Task requirements
Read the data and repeat it in full, exactly.

>>>>>

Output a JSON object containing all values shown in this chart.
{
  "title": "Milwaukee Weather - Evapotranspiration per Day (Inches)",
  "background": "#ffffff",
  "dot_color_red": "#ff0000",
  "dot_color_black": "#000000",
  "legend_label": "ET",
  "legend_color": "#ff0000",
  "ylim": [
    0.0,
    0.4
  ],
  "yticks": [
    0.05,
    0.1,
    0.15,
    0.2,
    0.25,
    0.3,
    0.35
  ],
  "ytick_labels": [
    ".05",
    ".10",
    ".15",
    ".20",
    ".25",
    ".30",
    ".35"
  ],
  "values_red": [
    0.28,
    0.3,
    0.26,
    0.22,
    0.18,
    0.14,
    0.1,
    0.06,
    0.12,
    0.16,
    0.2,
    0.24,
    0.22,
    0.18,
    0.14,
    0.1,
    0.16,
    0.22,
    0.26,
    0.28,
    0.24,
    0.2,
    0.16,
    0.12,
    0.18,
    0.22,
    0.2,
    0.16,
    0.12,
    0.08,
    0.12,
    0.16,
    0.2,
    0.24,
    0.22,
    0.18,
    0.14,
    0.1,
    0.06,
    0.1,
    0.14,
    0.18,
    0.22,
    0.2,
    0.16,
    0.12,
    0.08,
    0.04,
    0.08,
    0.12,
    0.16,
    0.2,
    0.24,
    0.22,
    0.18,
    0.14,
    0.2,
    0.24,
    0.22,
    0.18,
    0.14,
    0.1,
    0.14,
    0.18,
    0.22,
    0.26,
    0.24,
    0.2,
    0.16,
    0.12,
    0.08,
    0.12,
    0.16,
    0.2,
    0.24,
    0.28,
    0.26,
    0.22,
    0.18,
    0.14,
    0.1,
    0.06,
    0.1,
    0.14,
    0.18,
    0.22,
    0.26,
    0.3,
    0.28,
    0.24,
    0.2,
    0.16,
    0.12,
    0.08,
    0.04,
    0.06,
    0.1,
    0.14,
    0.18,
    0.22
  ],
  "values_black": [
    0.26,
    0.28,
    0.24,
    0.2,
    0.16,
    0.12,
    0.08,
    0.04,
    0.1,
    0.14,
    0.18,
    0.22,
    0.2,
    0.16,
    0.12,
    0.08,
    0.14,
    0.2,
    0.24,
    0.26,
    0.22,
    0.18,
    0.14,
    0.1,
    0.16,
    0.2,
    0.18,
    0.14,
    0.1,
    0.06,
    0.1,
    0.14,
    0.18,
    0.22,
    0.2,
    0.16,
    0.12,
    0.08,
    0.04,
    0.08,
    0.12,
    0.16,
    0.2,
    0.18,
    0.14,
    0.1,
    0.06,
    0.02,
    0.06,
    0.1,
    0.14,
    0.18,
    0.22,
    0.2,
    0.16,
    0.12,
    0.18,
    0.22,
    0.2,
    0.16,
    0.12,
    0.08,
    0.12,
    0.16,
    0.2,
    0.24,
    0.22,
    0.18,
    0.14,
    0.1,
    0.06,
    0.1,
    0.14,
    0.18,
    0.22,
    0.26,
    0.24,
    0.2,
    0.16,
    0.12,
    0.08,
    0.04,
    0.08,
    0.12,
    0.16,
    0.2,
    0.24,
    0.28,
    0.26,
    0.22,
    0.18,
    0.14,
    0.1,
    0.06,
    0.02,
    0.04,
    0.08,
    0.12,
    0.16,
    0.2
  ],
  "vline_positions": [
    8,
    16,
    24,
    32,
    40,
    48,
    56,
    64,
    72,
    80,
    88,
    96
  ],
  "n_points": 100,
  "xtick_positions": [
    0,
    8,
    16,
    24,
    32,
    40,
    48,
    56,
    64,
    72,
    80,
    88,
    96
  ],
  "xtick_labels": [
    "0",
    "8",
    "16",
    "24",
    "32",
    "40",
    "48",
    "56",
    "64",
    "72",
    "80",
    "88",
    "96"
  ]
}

<<<<<

Result of this task
Output a JSON object containing all values shown in this chart.
{
  "title": "Milwaukee Weather - Evapotranspiration per Day (Inches)",
  "background": "#ffffff",
  "dot_color_red": "#ff0000",
  "dot_color_black": "#000000",
  "legend_label": "ET",
  "legend_color": "#ff0000",
  "ylim": [
    0.0,
    0.4
  ],
  "yticks": [
    0.05,
    0.1,
    0.15,
    0.2,
    0.25,
    0.3,
    0.35
  ],
  "ytick_labels": [
    ".05",
    ".10",
    ".15",
    ".20",
    ".25",
    ".30",
    ".35"
  ],
  "values_red": [
    0.28,
    0.3,
    0.26,
    0.22,
    0.18,
    0.14,
    0.1,
    0.06,
    0.12,
    0.16,
    0.2,
    0.24,
    0.22,
    0.18,
    0.14,
    0.1,
    0.16,
    0.22,
    0.26,
    0.28,
    0.24,
    0.2,
    0.16,
    0.12,
    0.18,
    0.22,
    0.2,
    0.16,
    0.12,
    0.08,
    0.12,
    0.16,
    0.2,
    0.24,
    0.22,
    0.18,
    0.14,
    0.1,
    0.06,
    0.1,
    0.14,
    0.18,
    0.22,
    0.2,
    0.16,
    0.12,
    0.08,
    0.04,
    0.08,
    0.12,
    0.16,
    0.2,
    0.24,
    0.22,
    0.18,
    0.14,
    0.2,
    0.24,
    0.22,
    0.18,
    0.14,
    0.1,
    0.14,
    0.18,
    0.22,
    0.26,
    0.24,
    0.2,
    0.16,
    0.12,
    0.08,
    0.12,
    0.16,
    0.2,
    0.24,
    0.28,
    0.26,
    0.22,
    0.18,
    0.14,
    0.1,
    0.06,
    0.1,
    0.14,
    0.18,
    0.22,
    0.26,
    0.3,
    0.28,
    0.24,
    0.2,
    0.16,
    0.12,
    0.08,
    0.04,
    0.06,
    0.1,
    0.14,
    0.18,
    0.22
  ],
  "values_black": [
    0.26,
    0.28,
    0.24,
    0.2,
    0.16,
    0.12,
    0.08,
    0.04,
    0.1,
    0.14,
    0.18,
    0.22,
    0.2,
    0.16,
    0.12,
    0.08,
    0.14,
    0.2,
    0.24,
    0.26,
    0.22,
    0.18,
    0.14,
    0.1,
    0.16,
    0.2,
    0.18,
    0.14,
    0.1,
    0.06,
    0.1,
    0.14,
    0.18,
    0.22,
    0.2,
    0.16,
    0.12,
    0.08,
    0.04,
    0.08,
    0.12,
    0.16,
    0.2,
    0.18,
    0.14,
    0.1,
    0.06,
    0.02,
    0.06,
    0.1,
    0.14,
    0.18,
    0.22,
    0.2,
    0.16,
    0.12,
    0.18,
    0.22,
    0.2,
    0.16,
    0.12,
    0.08,
    0.12,
    0.16,
    0.2,
    0.24,
    0.22,
    0.18,
    0.14,
    0.1,
    0.06,
    0.1,
    0.14,
    0.18,
    0.22,
    0.26,
    0.24,
    0.2,
    0.16,
    0.12,
    0.08,
    0.04,
    0.08,
    0.12,
    0.16,
    0.2,
    0.24,
    0.28,
    0.26,
    0.22,
    0.18,
    0.14,
    0.1,
    0.06,
    0.02,
    0.04,
    0.08,
    0.12,
    0.16,
    0.2
  ],
  "vline_positions": [
    8,
    16,
    24,
    32,
    40,
    48,
    56,
    64,
    72,
    80,
    88,
    96
  ],
  "n_points": 100,
  "xtick_positions": [
    0,
    8,
    16,
    24,
    32,
    40,
    48,
    56,
    64,
    72,
    80,
    88,
    96
  ],
  "xtick_labels": [
    "0",
    "8",
    "16",
    "24",
    "32",
    "40",
    "48",
    "56",
    "64",
    "72",
    "80",
    "88",
    "96"
  ]
}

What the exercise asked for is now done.